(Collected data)
◇ ◇ ◇ ◇

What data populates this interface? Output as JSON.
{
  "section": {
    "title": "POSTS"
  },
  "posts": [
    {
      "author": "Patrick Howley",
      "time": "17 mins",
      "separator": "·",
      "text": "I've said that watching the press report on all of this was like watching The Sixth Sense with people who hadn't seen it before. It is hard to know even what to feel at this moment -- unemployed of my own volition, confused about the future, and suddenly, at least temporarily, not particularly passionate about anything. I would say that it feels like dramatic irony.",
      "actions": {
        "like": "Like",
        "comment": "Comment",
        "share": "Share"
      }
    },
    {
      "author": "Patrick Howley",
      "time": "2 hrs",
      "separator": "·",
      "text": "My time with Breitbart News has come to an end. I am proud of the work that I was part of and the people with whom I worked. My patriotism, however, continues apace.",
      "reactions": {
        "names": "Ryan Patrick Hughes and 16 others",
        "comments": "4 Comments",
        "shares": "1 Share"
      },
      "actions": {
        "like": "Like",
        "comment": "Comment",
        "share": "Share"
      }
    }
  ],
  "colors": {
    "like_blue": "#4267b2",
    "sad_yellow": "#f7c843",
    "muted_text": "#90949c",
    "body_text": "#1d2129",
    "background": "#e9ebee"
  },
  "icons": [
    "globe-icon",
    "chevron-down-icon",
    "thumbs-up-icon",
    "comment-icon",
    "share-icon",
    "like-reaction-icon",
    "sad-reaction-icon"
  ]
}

◇ ◇ ◇ ◇

▶ Requirement:
From the preceding material, extract every line exactly.

▶ Written reply:
What data populates this interface? Output as JSON.
{
  "section": {
    "title": "POSTS"
  },
  "posts": [
    {
      "author": "Patrick Howley",
      "time": "17 mins",
      "separator": "·",
      "text": "I've said that watching the press report on all of this was like watching The Sixth Sense with people who hadn't seen it before. It is hard to know even what to feel at this moment -- unemployed of my own volition, confused about the future, and suddenly, at least temporarily, not particularly passionate about anything. I would say that it feels like dramatic irony.",
      "actions": {
        "like": "Like",
        "comment": "Comment",
        "share": "Share"
      }
    },
    {
      "author": "Patrick Howley",
      "time": "2 hrs",
      "separator": "·",
      "text": "My time with Breitbart News has come to an end. I am proud of the work that I was part of and the people with whom I worked. My patriotism, however, continues apace.",
      "reactions": {
        "names": "Ryan Patrick Hughes and 16 others",
        "comments": "4 Comments",
        "shares": "1 Share"
      },
      "actions": {
        "like": "Like",
        "comment": "Comment",
        "share": "Share"
      }
    }
  ],
  "colors": {
    "like_blue": "#4267b2",
    "sad_yellow": "#f7c843",
    "muted_text": "#90949c",
    "body_text": "#1d2129",
    "background": "#e9ebee"
  },
  "icons": [
    "globe-icon",
    "chevron-down-icon",
    "thumbs-up-icon",
    "comment-icon",
    "share-icon",
    "like-reaction-icon",
    "sad-reaction-icon"
  ]
}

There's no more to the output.